# RECORDS FOR PROCESSING

↓

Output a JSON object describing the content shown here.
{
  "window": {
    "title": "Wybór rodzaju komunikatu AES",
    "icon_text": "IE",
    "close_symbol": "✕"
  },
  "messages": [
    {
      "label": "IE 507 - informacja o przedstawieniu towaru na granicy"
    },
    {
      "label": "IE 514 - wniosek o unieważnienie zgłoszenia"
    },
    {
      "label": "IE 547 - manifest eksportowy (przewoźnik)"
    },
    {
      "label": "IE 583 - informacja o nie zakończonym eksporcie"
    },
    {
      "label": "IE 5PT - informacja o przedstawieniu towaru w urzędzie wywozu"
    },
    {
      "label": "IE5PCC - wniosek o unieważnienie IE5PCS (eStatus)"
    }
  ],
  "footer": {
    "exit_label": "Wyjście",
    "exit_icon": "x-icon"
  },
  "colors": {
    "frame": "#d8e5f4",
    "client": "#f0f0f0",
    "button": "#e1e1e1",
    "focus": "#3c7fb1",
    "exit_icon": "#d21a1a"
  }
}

↑

Please reproduce each line exactly as written.

Output a JSON object describing the content shown here.
{
  "window": {
    "title": "Wybór rodzaju komunikatu AES",
    "icon_text": "IE",
    "close_symbol": "✕"
  },
  "messages": [
    {
      "label": "IE 507 - informacja o przedstawieniu towaru na granicy"
    },
    {
      "label": "IE 514 - wniosek o unieważnienie zgłoszenia"
    },
    {
      "label": "IE 547 - manifest eksportowy (przewoźnik)"
    },
    {
      "label": "IE 583 - informacja o nie zakończonym eksporcie"
    },
    {
      "label": "IE 5PT - informacja o przedstawieniu towaru w urzędzie wywozu"
    },
    {
      "label": "IE5PCC - wniosek o unieważnienie IE5PCS (eStatus)"
    }
  ],
  "footer": {
    "exit_label": "Wyjście",
    "exit_icon": "x-icon"
  },
  "colors": {
    "frame": "#d8e5f4",
    "client": "#f0f0f0",
    "button": "#e1e1e1",
    "focus": "#3c7fb1",
    "exit_icon": "#d21a1a"
  }
}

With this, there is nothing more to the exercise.